▸ **Task to carry out**
Omit every image, and transcribe the remaining entries exactly as given.
■ ■ ■ ■ ■
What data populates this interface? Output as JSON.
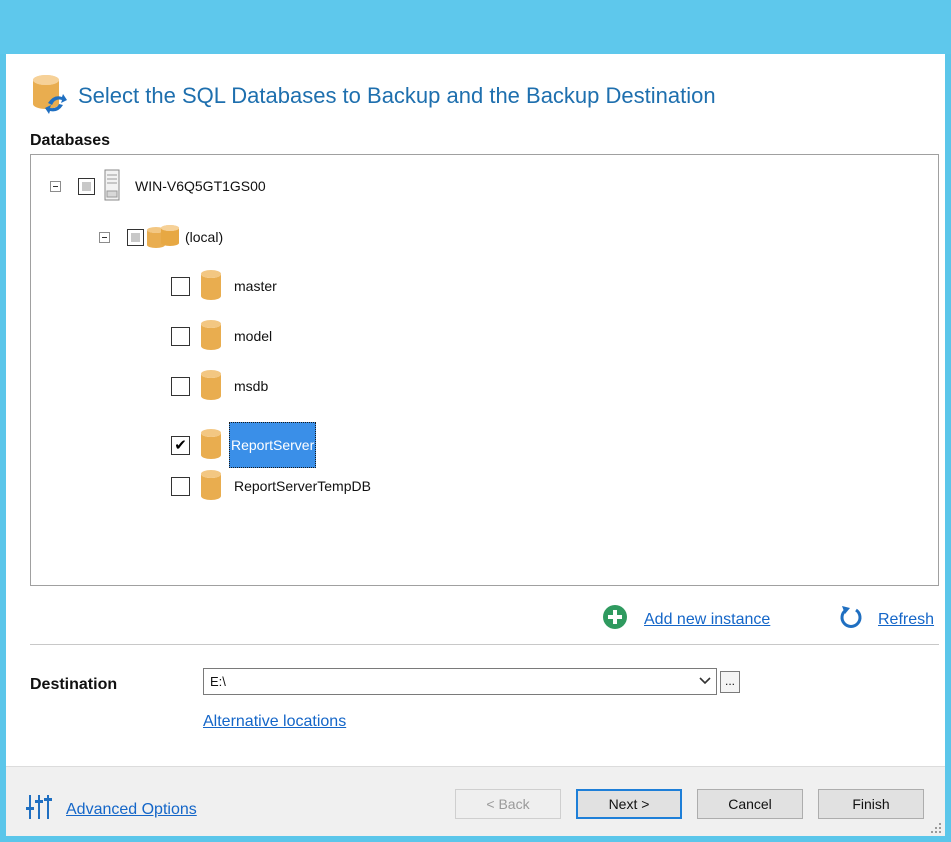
{
  "header": {
    "title": "Select the SQL Databases to Backup and the Backup Destination"
  },
  "databases": {
    "label": "Databases",
    "server": {
      "name": "WIN-V6Q5GT1GS00",
      "checked": "partial"
    },
    "instance": {
      "name": "(local)",
      "checked": "partial"
    },
    "items": [
      {
        "name": "master",
        "checked": false,
        "selected": false
      },
      {
        "name": "model",
        "checked": false,
        "selected": false
      },
      {
        "name": "msdb",
        "checked": false,
        "selected": false
      },
      {
        "name": "ReportServer",
        "checked": true,
        "selected": true
      },
      {
        "name": "ReportServerTempDB",
        "checked": false,
        "selected": false
      }
    ]
  },
  "actions": {
    "add_instance": "Add new instance",
    "refresh": "Refresh"
  },
  "destination": {
    "label": "Destination",
    "value": "E:\\",
    "browse_label": "...",
    "alternative_link": "Alternative locations"
  },
  "footer": {
    "advanced_options": "Advanced Options",
    "back": "< Back",
    "next": "Next >",
    "cancel": "Cancel",
    "finish": "Finish"
  },
  "colors": {
    "title_bar": "#5ec8ec",
    "header_text": "#1e6fae",
    "selection": "#3a8fe8",
    "link": "#1466c8",
    "db_icon": "#e9ad4f",
    "add_icon": "#2f9a5f"
  },
  "icons": {
    "header": "database-sync-icon",
    "server": "server-icon",
    "instance": "instance-databases-icon",
    "database": "database-icon",
    "add": "add-circle-icon",
    "refresh": "refresh-icon",
    "advanced": "sliders-icon"
  }
}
■ ■ ■ ■ ■
▸ **Complete output**
What data populates this interface? Output as JSON.
{
  "header": {
    "title": "Select the SQL Databases to Backup and the Backup Destination"
  },
  "databases": {
    "label": "Databases",
    "server": {
      "name": "WIN-V6Q5GT1GS00",
      "checked": "partial"
    },
    "instance": {
      "name": "(local)",
      "checked": "partial"
    },
    "items": [
      {
        "name": "master",
        "checked": false,
        "selected": false
      },
      {
        "name": "model",
        "checked": false,
        "selected": false
      },
      {
        "name": "msdb",
        "checked": false,
        "selected": false
      },
      {
        "name": "ReportServer",
        "checked": true,
        "selected": true
      },
      {
        "name": "ReportServerTempDB",
        "checked": false,
        "selected": false
      }
    ]
  },
  "actions": {
    "add_instance": "Add new instance",
    "refresh": "Refresh"
  },
  "destination": {
    "label": "Destination",
    "value": "E:\\",
    "browse_label": "...",
    "alternative_link": "Alternative locations"
  },
  "footer": {
    "advanced_options": "Advanced Options",
    "back": "< Back",
    "next": "Next >",
    "cancel": "Cancel",
    "finish": "Finish"
  },
  "colors": {
    "title_bar": "#5ec8ec",
    "header_text": "#1e6fae",
    "selection": "#3a8fe8",
    "link": "#1466c8",
    "db_icon": "#e9ad4f",
    "add_icon": "#2f9a5f"
  },
  "icons": {
    "header": "database-sync-icon",
    "server": "server-icon",
    "instance": "instance-databases-icon",
    "database": "database-icon",
    "add": "add-circle-icon",
    "refresh": "refresh-icon",
    "advanced": "sliders-icon"
  }
}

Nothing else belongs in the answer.